== Working data ==
######

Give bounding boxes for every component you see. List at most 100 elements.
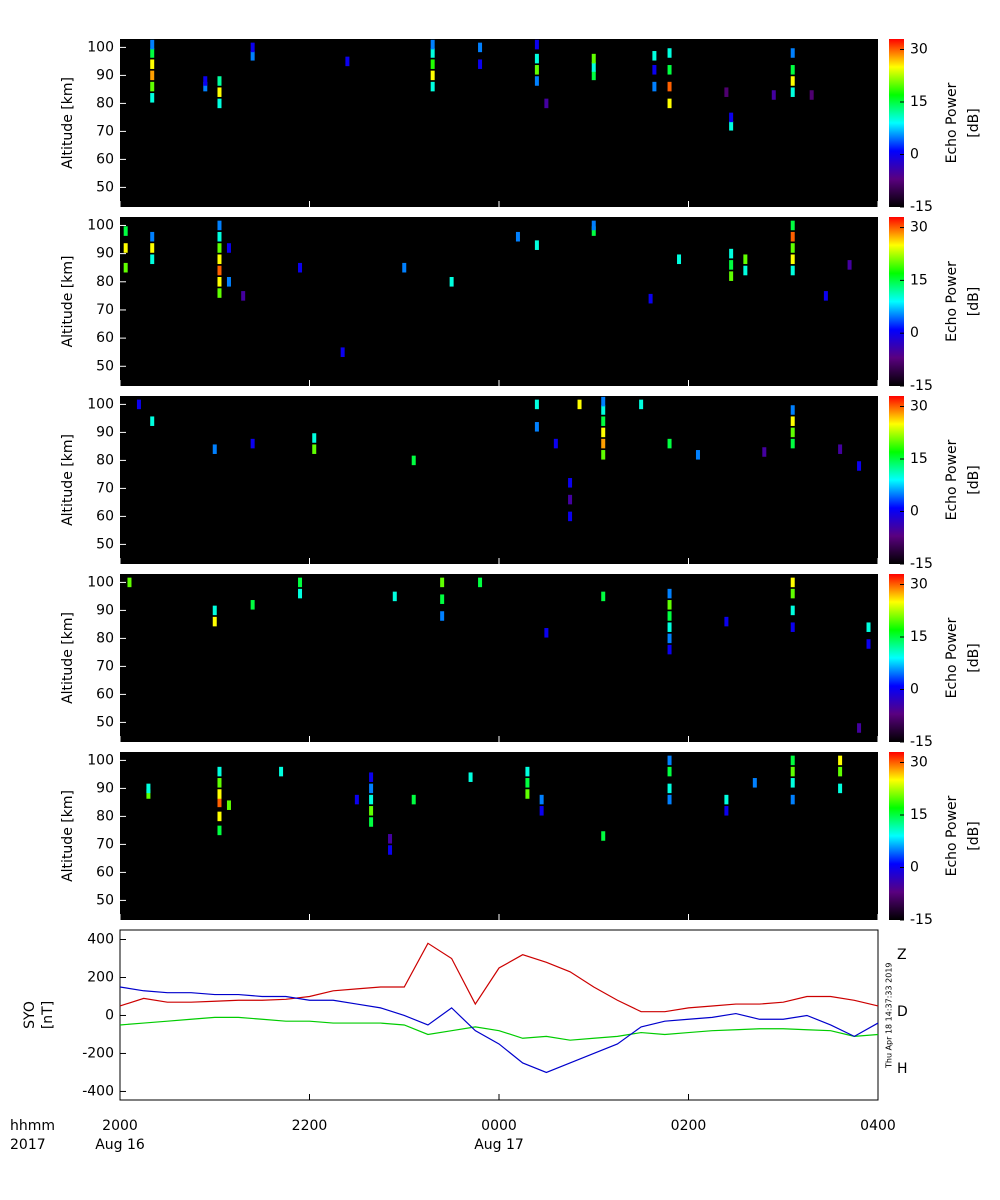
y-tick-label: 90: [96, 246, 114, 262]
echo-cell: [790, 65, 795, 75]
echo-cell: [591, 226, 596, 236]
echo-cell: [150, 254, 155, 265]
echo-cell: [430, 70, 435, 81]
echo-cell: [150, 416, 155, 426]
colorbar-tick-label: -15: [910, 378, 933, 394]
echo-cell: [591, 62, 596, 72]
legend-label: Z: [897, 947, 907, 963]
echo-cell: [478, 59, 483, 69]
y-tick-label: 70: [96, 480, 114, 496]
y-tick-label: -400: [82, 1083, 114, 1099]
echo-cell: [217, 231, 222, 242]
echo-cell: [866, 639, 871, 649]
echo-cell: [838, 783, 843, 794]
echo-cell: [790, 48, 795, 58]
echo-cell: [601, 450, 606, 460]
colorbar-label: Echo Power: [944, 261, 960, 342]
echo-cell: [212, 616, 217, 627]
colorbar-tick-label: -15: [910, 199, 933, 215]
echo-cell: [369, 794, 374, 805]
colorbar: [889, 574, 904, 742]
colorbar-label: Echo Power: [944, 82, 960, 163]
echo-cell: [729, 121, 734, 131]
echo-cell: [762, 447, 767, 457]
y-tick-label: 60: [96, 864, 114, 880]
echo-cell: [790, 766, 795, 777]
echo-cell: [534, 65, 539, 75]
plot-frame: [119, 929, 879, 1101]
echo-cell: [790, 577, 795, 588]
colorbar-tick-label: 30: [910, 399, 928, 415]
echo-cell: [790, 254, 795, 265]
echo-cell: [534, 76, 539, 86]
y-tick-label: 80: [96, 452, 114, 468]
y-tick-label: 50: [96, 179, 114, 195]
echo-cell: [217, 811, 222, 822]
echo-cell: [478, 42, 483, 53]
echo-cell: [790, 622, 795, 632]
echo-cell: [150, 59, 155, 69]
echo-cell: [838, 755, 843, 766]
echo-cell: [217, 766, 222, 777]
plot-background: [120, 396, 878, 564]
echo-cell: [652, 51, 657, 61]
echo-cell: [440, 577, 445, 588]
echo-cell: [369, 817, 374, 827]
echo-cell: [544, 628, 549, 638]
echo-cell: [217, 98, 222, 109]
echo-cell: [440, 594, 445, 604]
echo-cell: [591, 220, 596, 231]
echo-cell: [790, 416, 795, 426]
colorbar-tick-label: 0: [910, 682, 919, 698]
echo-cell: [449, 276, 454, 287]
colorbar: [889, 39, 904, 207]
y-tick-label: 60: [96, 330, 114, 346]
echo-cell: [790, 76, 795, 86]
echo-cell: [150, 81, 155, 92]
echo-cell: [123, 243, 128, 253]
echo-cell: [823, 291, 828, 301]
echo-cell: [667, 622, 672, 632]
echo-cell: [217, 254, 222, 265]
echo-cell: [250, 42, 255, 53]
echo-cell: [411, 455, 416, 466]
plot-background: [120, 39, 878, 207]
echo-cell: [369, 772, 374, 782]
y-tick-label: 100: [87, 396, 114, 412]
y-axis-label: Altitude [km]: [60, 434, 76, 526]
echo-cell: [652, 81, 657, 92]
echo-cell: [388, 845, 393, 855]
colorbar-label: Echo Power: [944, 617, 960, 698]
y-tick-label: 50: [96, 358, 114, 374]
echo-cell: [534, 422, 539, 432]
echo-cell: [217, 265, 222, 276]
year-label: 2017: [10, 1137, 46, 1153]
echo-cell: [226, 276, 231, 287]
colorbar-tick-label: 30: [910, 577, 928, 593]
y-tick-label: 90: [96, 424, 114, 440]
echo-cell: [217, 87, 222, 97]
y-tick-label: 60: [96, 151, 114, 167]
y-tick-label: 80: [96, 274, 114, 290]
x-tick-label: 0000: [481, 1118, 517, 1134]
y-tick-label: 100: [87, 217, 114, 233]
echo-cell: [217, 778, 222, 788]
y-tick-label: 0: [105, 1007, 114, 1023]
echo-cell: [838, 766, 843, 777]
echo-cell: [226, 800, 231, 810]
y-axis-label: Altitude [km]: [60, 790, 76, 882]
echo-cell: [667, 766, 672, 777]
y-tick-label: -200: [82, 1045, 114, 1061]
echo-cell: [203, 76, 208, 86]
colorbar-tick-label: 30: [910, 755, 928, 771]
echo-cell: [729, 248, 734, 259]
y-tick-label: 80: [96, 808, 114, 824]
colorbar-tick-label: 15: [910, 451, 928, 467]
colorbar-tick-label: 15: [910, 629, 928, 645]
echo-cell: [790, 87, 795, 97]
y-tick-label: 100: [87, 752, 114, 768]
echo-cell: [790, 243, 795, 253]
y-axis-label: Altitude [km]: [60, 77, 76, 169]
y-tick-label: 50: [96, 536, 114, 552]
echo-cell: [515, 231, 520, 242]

######

== Task to carry out ==
Copy out, character for character, the lines of the items that begin with the one containing "y-tick-label: 90: [96, 246, 114, 262]" and end with the one containing "echo-cell: [478, 59, 483, 69]", including both of those lines.

== The response ==
y-tick-label: 90: [96, 246, 114, 262]
echo-cell: [790, 65, 795, 75]
echo-cell: [591, 226, 596, 236]
echo-cell: [150, 254, 155, 265]
echo-cell: [430, 70, 435, 81]
echo-cell: [150, 416, 155, 426]
colorbar-tick-label: -15: [910, 378, 933, 394]
echo-cell: [591, 62, 596, 72]
legend-label: Z: [897, 947, 907, 963]
echo-cell: [478, 59, 483, 69]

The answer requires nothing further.